What to work on: Copy every line in which the string "text" occurs.

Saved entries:
========================================
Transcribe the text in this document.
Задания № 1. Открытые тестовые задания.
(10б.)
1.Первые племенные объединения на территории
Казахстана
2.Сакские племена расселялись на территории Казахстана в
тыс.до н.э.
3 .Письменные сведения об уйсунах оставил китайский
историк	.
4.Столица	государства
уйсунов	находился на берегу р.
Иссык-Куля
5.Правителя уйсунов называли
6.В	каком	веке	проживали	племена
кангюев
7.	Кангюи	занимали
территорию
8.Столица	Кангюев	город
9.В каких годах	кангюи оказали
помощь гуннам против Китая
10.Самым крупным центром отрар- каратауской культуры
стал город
========================================
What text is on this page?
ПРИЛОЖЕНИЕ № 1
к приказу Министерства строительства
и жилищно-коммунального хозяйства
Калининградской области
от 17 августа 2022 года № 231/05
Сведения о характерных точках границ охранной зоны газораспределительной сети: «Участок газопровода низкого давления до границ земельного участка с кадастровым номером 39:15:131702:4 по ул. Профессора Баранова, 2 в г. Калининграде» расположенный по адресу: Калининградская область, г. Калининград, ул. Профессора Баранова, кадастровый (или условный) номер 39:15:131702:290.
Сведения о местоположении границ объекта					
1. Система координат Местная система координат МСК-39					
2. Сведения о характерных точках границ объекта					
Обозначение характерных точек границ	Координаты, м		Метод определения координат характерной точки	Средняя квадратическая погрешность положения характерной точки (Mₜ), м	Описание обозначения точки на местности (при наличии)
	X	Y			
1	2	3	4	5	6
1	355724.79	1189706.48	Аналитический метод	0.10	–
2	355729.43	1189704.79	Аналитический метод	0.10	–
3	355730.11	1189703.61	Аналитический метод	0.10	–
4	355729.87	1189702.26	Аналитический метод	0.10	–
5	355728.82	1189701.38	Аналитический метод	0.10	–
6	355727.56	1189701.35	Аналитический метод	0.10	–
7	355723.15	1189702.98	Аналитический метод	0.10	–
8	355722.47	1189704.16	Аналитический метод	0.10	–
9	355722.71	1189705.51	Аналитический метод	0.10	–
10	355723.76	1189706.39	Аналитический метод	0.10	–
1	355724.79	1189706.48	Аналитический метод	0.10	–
========================================
Written solution:
Transcribe the text in this document.
What text is on this page?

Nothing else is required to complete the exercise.